Task brief:
Using the records provided below, locate and copy each line that contains the word "this".

* Begin Excerpted data *

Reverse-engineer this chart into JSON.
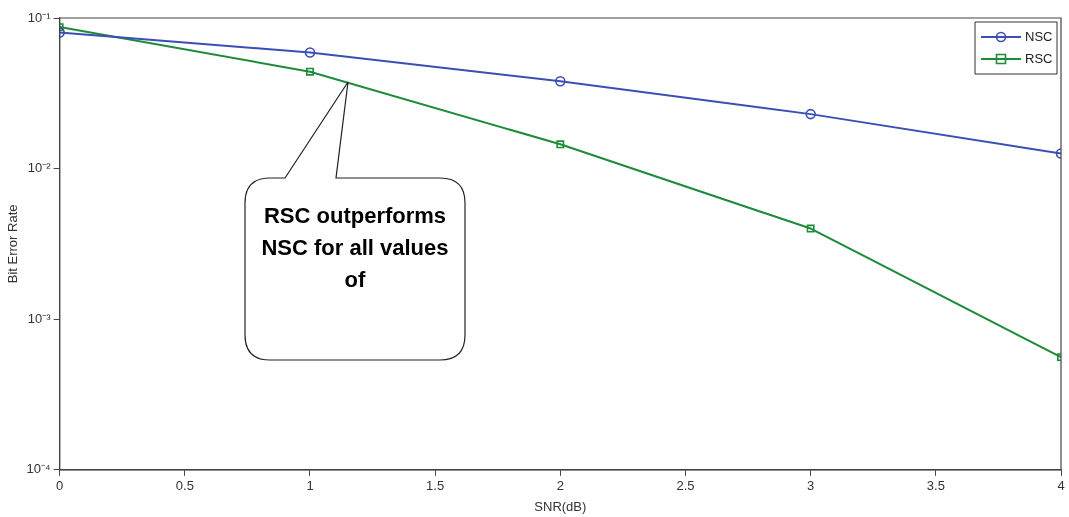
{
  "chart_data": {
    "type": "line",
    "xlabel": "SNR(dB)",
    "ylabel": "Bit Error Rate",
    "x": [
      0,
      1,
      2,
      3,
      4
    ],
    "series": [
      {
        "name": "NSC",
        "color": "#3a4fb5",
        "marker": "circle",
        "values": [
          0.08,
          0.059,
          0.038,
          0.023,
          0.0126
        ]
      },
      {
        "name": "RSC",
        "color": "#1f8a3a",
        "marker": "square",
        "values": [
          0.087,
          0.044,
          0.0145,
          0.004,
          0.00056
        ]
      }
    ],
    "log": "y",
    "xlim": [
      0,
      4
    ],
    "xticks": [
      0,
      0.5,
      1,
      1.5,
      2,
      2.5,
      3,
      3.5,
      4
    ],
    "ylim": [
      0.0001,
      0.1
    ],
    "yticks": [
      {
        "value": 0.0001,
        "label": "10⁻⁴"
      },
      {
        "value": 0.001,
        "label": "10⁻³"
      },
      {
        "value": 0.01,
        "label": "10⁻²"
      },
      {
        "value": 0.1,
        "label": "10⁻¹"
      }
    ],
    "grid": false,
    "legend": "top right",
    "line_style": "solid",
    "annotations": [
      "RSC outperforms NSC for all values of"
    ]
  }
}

* End Excerpted data *
* Begin Excerpted data *

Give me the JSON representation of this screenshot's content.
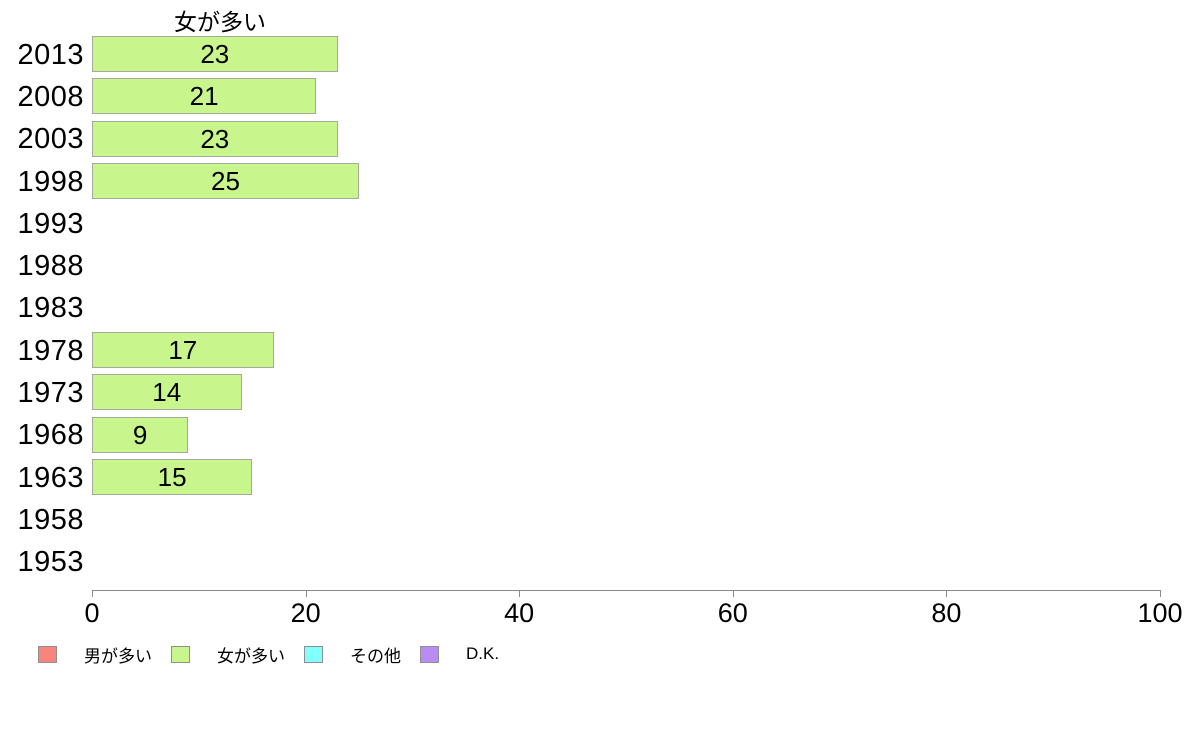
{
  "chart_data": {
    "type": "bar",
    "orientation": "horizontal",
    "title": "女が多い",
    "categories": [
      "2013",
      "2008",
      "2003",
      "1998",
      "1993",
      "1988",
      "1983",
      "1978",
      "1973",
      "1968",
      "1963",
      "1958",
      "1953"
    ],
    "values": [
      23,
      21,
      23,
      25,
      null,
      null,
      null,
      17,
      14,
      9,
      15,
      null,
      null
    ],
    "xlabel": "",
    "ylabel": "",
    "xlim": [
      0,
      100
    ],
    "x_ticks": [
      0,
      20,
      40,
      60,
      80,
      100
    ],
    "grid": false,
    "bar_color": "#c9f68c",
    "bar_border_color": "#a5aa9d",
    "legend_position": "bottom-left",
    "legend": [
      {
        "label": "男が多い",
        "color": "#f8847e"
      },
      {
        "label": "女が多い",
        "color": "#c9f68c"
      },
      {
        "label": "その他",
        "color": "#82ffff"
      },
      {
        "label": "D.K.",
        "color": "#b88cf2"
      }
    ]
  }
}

* End Excerpted data *

Worked answer:
Reverse-engineer this chart into JSON.
Give me the JSON representation of this screenshot's content.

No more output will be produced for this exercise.